[Extracts from a graphics dataset]
* START *
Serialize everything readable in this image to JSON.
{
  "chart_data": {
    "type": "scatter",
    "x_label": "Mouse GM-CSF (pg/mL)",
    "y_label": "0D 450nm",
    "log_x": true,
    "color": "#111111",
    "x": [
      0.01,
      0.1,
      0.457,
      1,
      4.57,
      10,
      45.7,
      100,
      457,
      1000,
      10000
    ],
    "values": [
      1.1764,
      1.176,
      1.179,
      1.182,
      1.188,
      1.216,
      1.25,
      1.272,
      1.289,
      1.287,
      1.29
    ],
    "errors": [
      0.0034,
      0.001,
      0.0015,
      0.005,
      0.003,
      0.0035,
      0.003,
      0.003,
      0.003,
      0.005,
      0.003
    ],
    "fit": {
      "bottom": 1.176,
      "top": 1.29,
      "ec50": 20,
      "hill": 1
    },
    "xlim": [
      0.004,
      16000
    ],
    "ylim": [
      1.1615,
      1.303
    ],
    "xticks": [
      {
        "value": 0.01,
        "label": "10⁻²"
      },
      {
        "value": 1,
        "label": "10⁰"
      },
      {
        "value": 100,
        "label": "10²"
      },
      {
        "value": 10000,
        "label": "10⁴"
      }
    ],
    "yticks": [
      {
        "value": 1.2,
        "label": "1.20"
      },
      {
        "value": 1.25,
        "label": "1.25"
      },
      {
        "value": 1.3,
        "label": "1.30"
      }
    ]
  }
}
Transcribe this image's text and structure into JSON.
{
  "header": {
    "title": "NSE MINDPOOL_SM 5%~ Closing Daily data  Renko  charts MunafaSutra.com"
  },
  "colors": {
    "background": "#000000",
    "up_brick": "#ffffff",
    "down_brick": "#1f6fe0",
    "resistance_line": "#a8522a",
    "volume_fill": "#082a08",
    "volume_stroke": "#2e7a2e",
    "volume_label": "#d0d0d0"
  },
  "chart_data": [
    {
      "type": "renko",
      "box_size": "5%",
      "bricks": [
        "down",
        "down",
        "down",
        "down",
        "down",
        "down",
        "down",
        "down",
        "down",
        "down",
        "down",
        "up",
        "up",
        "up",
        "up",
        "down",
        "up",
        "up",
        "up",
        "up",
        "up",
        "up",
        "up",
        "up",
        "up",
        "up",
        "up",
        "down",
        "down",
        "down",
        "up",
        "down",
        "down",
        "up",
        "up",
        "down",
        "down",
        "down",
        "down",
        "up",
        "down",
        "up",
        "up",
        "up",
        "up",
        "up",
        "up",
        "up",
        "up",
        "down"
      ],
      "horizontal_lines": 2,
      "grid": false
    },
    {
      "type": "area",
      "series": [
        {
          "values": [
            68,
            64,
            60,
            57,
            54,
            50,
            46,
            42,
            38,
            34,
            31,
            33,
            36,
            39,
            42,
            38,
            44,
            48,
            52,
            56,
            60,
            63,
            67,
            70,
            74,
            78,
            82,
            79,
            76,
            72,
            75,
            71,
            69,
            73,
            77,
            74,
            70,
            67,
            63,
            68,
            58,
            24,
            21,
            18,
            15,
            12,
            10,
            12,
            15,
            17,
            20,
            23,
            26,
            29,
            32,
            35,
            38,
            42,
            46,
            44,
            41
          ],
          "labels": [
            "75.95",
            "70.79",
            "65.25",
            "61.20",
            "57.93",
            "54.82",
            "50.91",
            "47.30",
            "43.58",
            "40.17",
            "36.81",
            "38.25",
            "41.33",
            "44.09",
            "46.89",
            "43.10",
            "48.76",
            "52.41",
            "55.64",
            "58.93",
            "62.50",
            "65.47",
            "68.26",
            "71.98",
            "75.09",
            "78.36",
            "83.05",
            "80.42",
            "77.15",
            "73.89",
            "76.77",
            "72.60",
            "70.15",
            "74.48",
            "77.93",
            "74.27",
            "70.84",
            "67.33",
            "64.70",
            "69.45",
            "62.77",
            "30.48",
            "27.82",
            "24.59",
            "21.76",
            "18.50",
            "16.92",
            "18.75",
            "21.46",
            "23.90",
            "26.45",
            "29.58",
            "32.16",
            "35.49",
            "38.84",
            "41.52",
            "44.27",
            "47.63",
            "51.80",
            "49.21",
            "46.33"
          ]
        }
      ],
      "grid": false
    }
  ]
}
* END *
* START *
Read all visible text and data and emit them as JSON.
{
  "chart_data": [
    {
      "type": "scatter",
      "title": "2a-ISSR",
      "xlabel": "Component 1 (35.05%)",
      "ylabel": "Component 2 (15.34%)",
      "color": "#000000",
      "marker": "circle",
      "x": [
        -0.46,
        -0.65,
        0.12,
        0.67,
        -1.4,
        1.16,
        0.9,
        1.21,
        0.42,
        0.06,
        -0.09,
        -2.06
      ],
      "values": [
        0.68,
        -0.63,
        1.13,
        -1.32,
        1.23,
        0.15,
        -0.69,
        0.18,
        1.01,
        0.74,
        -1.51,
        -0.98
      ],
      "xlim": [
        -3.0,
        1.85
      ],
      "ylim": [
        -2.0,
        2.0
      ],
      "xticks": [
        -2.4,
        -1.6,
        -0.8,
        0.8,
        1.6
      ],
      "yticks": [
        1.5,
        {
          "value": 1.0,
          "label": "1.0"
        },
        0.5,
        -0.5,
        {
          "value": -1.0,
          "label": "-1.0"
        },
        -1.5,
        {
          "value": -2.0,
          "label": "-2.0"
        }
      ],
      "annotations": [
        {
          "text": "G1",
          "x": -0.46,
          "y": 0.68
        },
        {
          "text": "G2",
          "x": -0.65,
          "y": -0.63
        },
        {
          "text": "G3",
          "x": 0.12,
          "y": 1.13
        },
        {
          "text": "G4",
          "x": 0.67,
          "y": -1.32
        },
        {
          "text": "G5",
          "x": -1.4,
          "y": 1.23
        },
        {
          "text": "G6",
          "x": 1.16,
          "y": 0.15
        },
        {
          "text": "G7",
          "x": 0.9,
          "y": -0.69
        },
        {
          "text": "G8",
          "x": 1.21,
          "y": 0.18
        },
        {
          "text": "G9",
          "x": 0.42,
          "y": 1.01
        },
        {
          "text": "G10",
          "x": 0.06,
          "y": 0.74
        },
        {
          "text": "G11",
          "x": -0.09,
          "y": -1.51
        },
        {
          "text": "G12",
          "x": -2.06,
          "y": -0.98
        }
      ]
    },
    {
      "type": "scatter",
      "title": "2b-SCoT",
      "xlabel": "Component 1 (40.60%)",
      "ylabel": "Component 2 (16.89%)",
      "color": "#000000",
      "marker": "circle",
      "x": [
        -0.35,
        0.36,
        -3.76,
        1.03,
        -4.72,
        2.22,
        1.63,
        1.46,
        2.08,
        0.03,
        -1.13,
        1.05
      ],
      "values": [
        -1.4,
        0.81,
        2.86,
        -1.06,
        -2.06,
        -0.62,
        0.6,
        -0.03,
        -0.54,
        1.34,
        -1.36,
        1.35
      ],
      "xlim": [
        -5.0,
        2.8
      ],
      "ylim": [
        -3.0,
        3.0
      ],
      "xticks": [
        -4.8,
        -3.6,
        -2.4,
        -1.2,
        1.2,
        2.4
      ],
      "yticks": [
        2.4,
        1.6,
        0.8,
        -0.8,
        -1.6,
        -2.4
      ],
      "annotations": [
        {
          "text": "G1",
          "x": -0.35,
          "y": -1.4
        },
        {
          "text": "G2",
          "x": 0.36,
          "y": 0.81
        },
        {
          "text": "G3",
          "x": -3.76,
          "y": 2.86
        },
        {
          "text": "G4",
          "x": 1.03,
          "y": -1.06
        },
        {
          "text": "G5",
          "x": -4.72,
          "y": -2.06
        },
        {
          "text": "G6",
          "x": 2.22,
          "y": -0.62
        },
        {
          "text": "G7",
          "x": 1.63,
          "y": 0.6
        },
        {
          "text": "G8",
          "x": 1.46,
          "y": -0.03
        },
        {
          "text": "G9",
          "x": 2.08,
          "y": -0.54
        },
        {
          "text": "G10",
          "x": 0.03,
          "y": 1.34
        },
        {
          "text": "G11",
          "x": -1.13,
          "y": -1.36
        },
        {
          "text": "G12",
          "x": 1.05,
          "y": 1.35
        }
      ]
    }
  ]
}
* END *
Search the data for "this". Copy every line that has it.

Serialize everything readable in this image to JSON.
Transcribe this image's text and structure into JSON.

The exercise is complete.